### What you have to do
Output all of the records exactly as written.

### Data to process
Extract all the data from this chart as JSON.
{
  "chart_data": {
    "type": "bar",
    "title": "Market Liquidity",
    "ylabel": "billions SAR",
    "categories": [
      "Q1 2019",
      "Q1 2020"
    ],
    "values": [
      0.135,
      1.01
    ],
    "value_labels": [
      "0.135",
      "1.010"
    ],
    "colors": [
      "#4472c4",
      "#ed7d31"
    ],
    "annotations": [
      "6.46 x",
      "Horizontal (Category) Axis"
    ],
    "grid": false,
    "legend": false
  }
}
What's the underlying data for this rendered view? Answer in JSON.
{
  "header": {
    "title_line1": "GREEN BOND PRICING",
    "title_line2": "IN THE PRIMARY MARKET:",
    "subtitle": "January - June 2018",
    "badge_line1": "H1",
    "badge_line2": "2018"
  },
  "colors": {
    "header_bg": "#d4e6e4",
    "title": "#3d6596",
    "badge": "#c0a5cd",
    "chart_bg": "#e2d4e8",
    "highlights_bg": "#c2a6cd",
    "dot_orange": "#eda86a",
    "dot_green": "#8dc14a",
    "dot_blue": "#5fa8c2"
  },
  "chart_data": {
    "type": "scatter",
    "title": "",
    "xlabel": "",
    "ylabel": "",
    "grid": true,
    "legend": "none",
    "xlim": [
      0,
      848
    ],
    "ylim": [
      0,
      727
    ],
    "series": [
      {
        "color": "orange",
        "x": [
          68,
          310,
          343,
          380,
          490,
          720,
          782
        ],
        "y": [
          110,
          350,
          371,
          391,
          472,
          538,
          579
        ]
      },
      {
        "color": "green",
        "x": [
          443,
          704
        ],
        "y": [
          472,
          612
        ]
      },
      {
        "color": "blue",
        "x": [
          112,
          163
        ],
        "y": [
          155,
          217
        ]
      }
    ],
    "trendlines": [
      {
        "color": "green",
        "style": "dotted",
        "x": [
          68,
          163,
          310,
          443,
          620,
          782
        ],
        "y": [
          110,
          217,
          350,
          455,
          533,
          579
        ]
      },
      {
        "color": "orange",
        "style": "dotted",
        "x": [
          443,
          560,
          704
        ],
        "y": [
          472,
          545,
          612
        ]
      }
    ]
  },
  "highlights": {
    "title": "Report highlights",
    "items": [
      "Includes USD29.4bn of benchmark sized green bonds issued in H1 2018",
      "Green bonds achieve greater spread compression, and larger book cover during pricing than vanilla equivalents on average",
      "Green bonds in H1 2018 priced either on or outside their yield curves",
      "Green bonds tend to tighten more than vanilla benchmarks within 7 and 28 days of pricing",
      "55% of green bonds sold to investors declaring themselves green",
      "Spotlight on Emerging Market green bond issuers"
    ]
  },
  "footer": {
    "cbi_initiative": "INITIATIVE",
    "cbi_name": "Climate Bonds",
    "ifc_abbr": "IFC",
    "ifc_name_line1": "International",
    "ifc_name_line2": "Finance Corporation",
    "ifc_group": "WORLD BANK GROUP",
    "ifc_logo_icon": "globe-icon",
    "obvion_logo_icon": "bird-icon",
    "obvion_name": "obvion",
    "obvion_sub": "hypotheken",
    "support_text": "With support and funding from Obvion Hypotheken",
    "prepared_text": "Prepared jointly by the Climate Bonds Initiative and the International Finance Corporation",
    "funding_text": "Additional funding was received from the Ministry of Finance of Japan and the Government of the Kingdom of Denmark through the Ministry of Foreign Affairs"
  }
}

### Reply
Extract all the data from this chart as JSON.
{
  "chart_data": {
    "type": "bar",
    "title": "Market Liquidity",
    "ylabel": "billions SAR",
    "categories": [
      "Q1 2019",
      "Q1 2020"
    ],
    "values": [
      0.135,
      1.01
    ],
    "value_labels": [
      "0.135",
      "1.010"
    ],
    "colors": [
      "#4472c4",
      "#ed7d31"
    ],
    "annotations": [
      "6.46 x",
      "Horizontal (Category) Axis"
    ],
    "grid": false,
    "legend": false
  }
}
What's the underlying data for this rendered view? Answer in JSON.
{
  "header": {
    "title_line1": "GREEN BOND PRICING",
    "title_line2": "IN THE PRIMARY MARKET:",
    "subtitle": "January - June 2018",
    "badge_line1": "H1",
    "badge_line2": "2018"
  },
  "colors": {
    "header_bg": "#d4e6e4",
    "title": "#3d6596",
    "badge": "#c0a5cd",
    "chart_bg": "#e2d4e8",
    "highlights_bg": "#c2a6cd",
    "dot_orange": "#eda86a",
    "dot_green": "#8dc14a",
    "dot_blue": "#5fa8c2"
  },
  "chart_data": {
    "type": "scatter",
    "title": "",
    "xlabel": "",
    "ylabel": "",
    "grid": true,
    "legend": "none",
    "xlim": [
      0,
      848
    ],
    "ylim": [
      0,
      727
    ],
    "series": [
      {
        "color": "orange",
        "x": [
          68,
          310,
          343,
          380,
          490,
          720,
          782
        ],
        "y": [
          110,
          350,
          371,
          391,
          472,
          538,
          579
        ]
      },
      {
        "color": "green",
        "x": [
          443,
          704
        ],
        "y": [
          472,
          612
        ]
      },
      {
        "color": "blue",
        "x": [
          112,
          163
        ],
        "y": [
          155,
          217
        ]
      }
    ],
    "trendlines": [
      {
        "color": "green",
        "style": "dotted",
        "x": [
          68,
          163,
          310,
          443,
          620,
          782
        ],
        "y": [
          110,
          217,
          350,
          455,
          533,
          579
        ]
      },
      {
        "color": "orange",
        "style": "dotted",
        "x": [
          443,
          560,
          704
        ],
        "y": [
          472,
          545,
          612
        ]
      }
    ]
  },
  "highlights": {
    "title": "Report highlights",
    "items": [
      "Includes USD29.4bn of benchmark sized green bonds issued in H1 2018",
      "Green bonds achieve greater spread compression, and larger book cover during pricing than vanilla equivalents on average",
      "Green bonds in H1 2018 priced either on or outside their yield curves",
      "Green bonds tend to tighten more than vanilla benchmarks within 7 and 28 days of pricing",
      "55% of green bonds sold to investors declaring themselves green",
      "Spotlight on Emerging Market green bond issuers"
    ]
  },
  "footer": {
    "cbi_initiative": "INITIATIVE",
    "cbi_name": "Climate Bonds",
    "ifc_abbr": "IFC",
    "ifc_name_line1": "International",
    "ifc_name_line2": "Finance Corporation",
    "ifc_group": "WORLD BANK GROUP",
    "ifc_logo_icon": "globe-icon",
    "obvion_logo_icon": "bird-icon",
    "obvion_name": "obvion",
    "obvion_sub": "hypotheken",
    "support_text": "With support and funding from Obvion Hypotheken",
    "prepared_text": "Prepared jointly by the Climate Bonds Initiative and the International Finance Corporation",
    "funding_text": "Additional funding was received from the Ministry of Finance of Japan and the Government of the Kingdom of Denmark through the Ministry of Foreign Affairs"
  }
}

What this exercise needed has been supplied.